Work task
Among the lines below, some may hold the word "chicreteil"; state how many do, giving only the number.

Records for this task
*** Block opens ***

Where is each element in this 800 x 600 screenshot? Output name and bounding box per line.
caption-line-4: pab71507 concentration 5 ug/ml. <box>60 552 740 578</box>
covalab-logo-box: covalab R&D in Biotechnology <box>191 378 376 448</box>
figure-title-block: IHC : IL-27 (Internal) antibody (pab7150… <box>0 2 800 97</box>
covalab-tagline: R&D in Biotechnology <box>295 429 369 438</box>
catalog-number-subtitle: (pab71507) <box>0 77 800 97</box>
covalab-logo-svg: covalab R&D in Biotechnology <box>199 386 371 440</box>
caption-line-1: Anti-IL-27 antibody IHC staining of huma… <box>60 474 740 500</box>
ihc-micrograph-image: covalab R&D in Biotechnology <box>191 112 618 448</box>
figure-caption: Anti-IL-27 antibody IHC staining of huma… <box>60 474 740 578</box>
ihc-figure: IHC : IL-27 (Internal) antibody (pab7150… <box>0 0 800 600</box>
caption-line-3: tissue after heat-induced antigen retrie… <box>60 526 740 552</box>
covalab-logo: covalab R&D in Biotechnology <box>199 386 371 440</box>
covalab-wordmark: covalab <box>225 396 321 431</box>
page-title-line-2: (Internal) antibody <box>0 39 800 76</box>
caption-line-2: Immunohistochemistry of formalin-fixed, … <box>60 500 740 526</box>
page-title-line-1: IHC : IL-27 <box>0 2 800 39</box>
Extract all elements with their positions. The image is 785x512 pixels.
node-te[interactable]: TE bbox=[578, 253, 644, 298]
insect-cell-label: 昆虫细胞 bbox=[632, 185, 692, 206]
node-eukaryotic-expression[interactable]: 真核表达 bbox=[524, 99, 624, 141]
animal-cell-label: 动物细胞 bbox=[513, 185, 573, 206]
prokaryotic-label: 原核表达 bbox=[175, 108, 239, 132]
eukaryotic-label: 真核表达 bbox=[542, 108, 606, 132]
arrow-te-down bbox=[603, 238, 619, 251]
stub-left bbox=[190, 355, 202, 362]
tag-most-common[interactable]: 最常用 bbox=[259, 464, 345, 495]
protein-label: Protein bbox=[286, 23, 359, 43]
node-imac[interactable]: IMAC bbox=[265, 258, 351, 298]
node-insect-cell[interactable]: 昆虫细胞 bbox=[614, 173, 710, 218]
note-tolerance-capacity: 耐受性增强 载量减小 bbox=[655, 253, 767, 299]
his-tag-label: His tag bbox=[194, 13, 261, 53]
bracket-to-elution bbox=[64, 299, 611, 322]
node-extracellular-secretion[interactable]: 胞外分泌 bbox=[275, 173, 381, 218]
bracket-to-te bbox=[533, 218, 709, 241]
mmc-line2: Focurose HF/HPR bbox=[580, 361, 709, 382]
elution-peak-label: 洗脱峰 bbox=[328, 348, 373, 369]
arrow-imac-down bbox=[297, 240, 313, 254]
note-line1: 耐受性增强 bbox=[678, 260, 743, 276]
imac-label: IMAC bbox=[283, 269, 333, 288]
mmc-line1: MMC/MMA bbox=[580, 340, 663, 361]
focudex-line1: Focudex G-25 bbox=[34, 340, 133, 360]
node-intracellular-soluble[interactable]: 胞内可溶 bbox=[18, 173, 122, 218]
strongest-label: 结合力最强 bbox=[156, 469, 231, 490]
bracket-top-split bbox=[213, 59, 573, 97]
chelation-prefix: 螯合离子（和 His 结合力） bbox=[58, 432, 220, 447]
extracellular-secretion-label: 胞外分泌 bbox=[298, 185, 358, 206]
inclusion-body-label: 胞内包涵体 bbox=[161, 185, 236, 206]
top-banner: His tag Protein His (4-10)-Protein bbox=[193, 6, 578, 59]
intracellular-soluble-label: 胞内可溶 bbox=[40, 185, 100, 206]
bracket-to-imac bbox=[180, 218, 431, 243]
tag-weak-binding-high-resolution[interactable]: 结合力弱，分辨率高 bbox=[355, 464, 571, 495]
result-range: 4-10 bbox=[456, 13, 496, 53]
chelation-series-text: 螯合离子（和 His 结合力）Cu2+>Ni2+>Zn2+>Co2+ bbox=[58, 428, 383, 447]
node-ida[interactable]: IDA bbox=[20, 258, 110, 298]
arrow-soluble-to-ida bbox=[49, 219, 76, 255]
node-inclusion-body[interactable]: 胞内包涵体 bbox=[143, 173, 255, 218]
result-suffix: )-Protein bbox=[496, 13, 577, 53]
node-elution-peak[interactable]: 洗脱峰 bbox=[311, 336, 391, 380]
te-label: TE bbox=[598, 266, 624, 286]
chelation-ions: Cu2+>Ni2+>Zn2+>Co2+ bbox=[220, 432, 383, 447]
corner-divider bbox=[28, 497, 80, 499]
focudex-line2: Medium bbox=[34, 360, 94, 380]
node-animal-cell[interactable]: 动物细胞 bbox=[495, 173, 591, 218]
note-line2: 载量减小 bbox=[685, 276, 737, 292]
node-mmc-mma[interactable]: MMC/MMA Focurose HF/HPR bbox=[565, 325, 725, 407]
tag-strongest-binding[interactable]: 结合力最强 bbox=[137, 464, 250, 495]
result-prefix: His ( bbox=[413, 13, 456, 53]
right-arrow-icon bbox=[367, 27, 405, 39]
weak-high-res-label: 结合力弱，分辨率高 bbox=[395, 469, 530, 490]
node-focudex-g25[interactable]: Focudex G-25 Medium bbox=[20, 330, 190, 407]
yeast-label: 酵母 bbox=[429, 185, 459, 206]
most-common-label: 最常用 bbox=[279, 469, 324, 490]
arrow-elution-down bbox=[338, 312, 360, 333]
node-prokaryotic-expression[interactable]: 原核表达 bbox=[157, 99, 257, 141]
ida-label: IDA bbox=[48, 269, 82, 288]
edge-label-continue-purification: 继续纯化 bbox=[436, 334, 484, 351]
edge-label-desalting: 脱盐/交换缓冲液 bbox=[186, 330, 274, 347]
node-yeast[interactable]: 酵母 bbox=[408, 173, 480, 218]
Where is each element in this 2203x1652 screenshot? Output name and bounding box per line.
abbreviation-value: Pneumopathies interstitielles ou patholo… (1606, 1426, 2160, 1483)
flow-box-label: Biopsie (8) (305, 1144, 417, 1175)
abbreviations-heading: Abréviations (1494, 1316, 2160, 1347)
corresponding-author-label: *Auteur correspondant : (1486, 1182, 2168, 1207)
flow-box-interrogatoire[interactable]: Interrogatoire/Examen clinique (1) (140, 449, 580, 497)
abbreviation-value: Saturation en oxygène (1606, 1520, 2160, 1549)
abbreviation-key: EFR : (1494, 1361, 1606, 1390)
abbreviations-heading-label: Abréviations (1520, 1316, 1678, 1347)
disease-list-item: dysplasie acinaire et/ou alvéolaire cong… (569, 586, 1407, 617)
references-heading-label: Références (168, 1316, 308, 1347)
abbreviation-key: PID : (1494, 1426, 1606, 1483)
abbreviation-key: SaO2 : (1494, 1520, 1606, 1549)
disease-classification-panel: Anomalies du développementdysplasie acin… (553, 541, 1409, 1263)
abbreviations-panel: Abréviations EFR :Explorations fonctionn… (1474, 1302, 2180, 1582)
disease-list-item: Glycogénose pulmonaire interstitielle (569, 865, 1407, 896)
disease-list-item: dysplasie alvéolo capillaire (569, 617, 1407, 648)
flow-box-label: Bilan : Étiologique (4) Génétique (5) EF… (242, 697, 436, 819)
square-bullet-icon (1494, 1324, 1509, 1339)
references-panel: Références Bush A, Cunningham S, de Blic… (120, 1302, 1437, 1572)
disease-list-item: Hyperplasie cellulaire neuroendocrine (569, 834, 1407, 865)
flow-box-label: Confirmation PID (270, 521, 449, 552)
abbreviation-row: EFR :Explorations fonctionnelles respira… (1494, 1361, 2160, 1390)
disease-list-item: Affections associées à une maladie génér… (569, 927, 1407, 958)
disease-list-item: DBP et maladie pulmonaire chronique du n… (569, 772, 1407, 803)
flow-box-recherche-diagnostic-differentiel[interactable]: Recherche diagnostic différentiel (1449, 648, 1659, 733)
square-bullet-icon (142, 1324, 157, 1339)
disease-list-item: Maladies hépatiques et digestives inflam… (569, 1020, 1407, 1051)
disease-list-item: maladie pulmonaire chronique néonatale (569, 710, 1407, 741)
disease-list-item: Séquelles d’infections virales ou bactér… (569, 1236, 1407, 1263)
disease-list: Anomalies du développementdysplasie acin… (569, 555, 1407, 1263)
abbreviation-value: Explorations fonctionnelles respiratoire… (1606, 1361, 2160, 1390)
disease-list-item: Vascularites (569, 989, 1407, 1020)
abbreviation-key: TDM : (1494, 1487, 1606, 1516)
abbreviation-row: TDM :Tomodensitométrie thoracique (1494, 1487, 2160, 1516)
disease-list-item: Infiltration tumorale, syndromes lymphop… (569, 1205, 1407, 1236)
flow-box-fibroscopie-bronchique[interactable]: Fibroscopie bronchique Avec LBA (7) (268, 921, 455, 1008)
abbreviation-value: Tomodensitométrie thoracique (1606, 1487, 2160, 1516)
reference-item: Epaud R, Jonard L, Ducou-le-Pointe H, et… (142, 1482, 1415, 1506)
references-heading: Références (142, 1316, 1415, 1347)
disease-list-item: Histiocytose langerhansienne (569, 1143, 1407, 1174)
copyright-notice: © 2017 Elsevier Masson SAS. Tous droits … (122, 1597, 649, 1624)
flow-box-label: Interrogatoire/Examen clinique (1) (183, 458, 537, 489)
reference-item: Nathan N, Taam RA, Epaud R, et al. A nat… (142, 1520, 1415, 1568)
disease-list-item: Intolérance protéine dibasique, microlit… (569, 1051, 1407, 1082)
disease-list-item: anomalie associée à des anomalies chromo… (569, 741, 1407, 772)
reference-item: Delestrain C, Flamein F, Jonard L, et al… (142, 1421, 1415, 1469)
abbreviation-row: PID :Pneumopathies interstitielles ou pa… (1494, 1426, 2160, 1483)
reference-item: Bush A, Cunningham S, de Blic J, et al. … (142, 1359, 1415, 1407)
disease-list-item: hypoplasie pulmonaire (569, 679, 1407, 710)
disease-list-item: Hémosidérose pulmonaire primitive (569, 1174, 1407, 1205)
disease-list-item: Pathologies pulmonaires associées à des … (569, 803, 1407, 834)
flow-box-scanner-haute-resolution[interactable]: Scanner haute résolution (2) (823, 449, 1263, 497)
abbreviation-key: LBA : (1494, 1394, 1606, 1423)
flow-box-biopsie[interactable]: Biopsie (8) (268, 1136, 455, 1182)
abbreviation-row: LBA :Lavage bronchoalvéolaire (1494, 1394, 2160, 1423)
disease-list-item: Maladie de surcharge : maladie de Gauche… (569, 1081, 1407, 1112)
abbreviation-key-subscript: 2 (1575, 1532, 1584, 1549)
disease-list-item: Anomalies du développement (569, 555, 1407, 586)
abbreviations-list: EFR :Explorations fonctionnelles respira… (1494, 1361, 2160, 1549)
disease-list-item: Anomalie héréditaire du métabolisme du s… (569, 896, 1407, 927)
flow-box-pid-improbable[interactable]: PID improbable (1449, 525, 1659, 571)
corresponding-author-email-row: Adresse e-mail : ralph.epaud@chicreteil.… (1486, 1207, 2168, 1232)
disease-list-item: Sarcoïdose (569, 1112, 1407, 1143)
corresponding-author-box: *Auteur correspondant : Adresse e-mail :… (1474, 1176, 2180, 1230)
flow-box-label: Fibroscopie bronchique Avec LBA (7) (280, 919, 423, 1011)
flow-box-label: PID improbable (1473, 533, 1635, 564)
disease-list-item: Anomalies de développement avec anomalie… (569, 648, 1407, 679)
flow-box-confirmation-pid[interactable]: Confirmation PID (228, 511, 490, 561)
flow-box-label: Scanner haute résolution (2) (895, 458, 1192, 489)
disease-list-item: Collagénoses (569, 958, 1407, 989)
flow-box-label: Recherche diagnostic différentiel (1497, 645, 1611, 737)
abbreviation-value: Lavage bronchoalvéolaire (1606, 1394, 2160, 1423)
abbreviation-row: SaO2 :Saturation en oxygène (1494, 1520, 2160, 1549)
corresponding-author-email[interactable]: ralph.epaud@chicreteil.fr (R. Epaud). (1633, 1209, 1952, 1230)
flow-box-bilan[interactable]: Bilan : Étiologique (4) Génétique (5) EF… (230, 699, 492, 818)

*** Block closes ***

Written response
2